Give the count of lines that include the string "view". Add nothing to it.

# # # #

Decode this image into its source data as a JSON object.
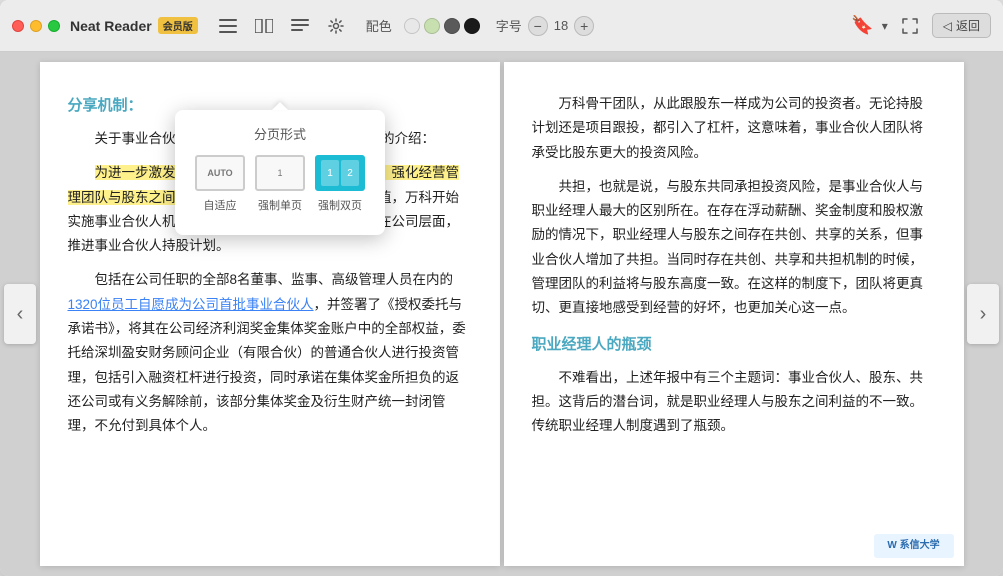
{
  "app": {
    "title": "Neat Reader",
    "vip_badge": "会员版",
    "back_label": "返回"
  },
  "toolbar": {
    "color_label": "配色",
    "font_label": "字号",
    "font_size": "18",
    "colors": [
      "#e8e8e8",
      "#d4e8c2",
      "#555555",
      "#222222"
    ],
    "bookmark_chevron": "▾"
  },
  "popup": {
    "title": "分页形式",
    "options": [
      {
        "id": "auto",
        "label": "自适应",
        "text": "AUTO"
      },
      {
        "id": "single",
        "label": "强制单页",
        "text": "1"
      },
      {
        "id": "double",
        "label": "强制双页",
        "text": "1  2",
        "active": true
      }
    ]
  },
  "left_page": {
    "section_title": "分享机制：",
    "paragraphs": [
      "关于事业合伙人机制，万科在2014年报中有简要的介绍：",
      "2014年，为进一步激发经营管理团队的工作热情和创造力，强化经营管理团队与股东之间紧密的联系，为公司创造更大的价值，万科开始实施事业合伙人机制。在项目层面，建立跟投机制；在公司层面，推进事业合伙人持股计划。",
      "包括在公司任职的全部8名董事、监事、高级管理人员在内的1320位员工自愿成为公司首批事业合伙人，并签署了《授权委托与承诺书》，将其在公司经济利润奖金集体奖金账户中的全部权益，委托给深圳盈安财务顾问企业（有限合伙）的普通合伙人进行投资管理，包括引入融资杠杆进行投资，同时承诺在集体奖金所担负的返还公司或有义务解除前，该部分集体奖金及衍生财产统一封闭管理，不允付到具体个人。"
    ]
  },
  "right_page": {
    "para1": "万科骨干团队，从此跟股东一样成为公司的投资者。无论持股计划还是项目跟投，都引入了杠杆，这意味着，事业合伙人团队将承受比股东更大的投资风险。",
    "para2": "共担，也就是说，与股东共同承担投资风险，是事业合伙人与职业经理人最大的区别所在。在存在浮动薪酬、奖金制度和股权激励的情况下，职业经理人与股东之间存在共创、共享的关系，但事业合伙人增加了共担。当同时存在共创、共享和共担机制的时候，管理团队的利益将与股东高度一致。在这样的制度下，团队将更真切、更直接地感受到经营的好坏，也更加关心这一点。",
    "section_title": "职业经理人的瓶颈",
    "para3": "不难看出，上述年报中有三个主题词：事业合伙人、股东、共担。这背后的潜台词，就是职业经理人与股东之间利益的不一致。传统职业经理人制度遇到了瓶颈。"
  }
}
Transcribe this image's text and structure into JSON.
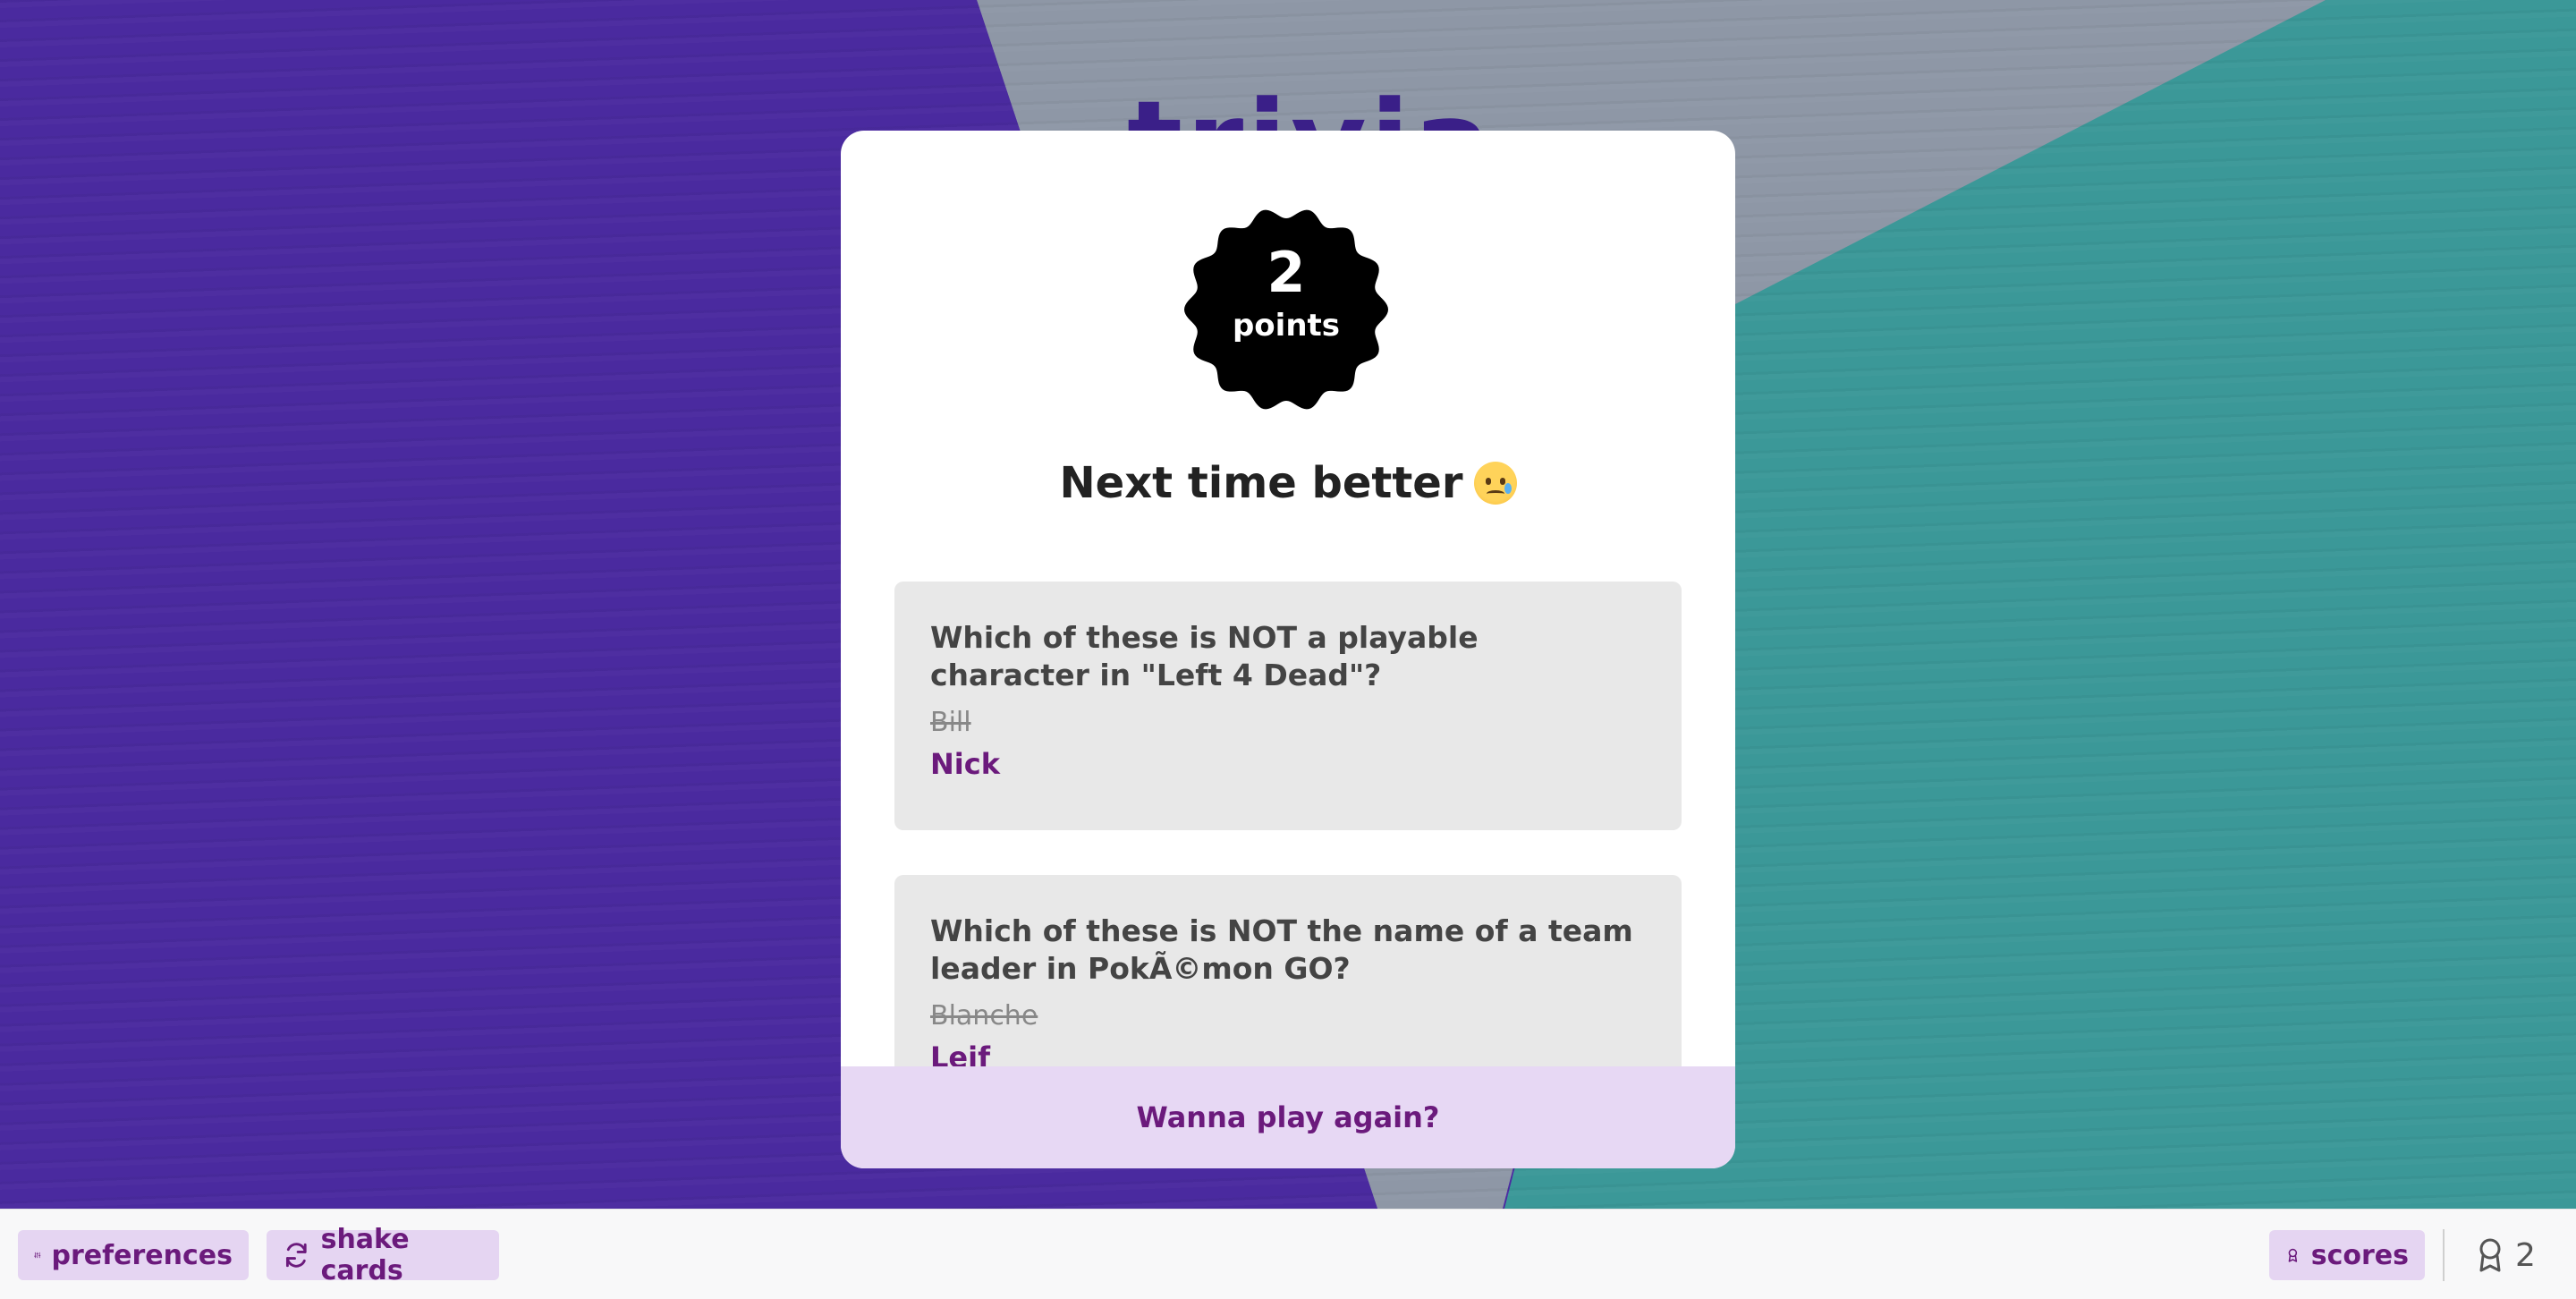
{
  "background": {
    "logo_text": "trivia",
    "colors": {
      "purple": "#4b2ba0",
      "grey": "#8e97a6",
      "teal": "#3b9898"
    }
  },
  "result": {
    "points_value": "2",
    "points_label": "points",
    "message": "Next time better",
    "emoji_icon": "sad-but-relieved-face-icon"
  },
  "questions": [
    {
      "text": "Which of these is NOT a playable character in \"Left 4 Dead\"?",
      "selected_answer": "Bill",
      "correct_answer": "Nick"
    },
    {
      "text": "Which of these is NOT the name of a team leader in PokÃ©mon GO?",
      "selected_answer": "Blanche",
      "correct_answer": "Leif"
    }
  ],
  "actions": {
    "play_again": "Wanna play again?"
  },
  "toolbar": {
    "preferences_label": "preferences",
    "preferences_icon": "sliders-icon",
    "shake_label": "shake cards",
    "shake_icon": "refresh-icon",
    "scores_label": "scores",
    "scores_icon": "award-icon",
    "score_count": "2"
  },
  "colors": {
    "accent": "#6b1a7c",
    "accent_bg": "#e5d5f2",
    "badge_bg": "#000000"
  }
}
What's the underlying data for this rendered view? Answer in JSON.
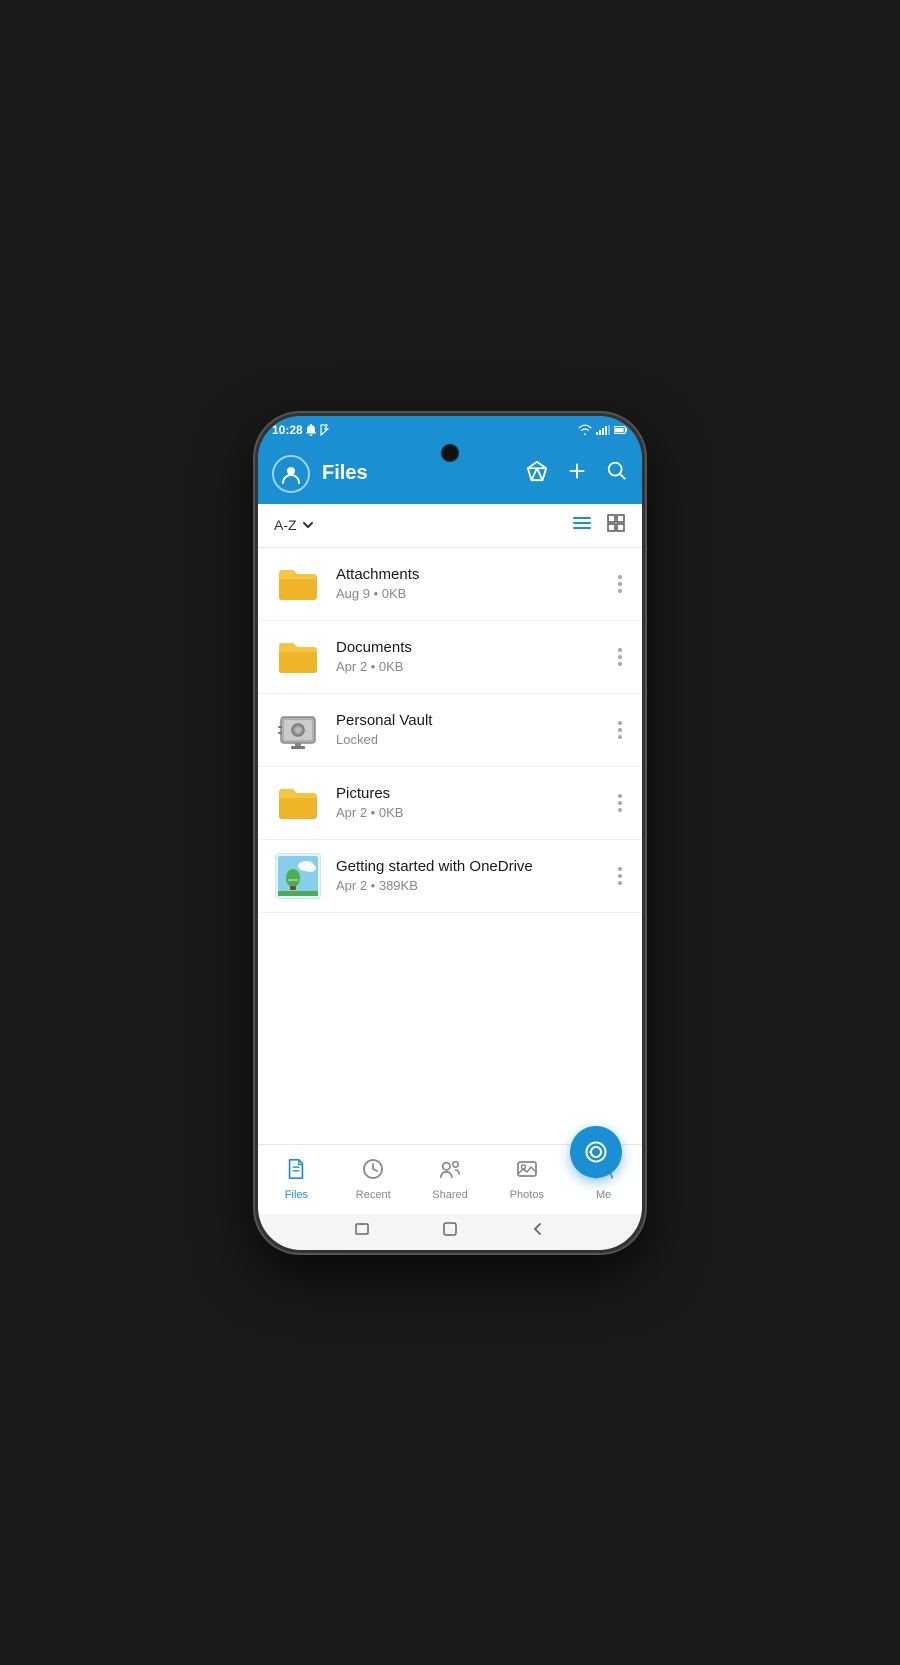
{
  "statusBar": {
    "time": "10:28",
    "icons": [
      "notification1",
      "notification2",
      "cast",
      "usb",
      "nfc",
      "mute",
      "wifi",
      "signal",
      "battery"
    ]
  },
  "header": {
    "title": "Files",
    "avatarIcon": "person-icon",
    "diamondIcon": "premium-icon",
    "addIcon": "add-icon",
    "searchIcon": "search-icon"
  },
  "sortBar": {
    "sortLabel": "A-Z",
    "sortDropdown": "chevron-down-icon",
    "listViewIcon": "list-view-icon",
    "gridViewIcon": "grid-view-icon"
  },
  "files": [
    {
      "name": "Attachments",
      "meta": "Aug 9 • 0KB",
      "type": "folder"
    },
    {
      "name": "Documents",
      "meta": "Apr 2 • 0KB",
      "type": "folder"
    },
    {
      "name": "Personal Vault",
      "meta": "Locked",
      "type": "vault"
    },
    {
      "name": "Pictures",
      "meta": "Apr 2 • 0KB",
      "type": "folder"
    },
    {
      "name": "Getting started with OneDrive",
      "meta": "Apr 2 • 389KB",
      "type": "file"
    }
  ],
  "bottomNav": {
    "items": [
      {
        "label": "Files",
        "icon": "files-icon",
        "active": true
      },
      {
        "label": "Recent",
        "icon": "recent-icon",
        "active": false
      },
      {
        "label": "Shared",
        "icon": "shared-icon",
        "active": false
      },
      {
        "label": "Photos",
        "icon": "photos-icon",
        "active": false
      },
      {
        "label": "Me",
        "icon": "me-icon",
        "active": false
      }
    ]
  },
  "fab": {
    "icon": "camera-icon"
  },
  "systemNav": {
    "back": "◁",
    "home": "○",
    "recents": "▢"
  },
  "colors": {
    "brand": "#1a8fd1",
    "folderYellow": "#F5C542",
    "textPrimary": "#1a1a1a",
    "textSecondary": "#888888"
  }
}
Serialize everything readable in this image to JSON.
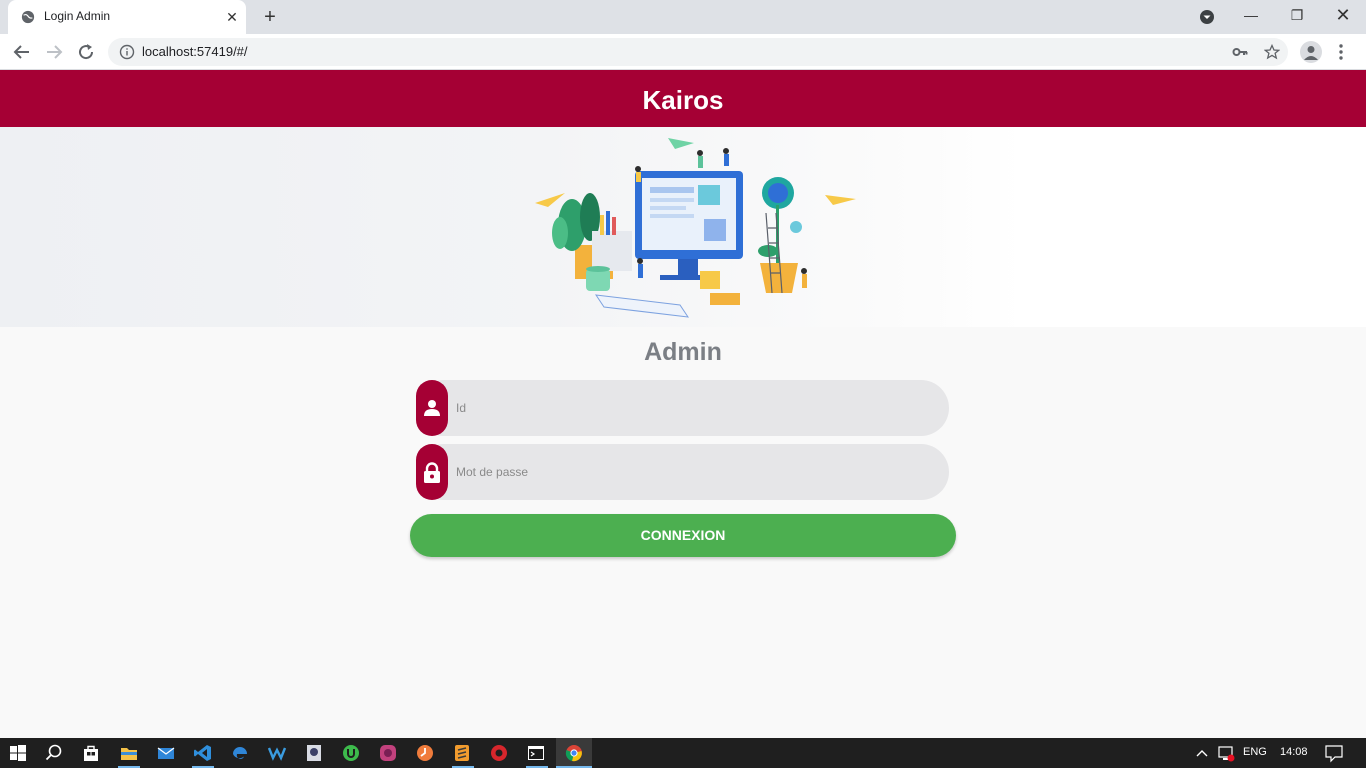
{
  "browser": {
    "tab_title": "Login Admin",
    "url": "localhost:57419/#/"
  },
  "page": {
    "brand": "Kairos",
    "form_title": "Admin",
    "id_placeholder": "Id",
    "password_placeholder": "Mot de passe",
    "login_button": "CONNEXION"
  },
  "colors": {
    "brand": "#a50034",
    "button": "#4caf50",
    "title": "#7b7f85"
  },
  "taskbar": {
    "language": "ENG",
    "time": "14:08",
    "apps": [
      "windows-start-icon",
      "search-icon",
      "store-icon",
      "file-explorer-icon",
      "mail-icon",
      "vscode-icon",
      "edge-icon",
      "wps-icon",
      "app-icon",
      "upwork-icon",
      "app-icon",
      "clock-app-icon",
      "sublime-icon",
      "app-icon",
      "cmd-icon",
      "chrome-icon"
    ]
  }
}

# # # #

**EXERCISE OUTPUT**:
3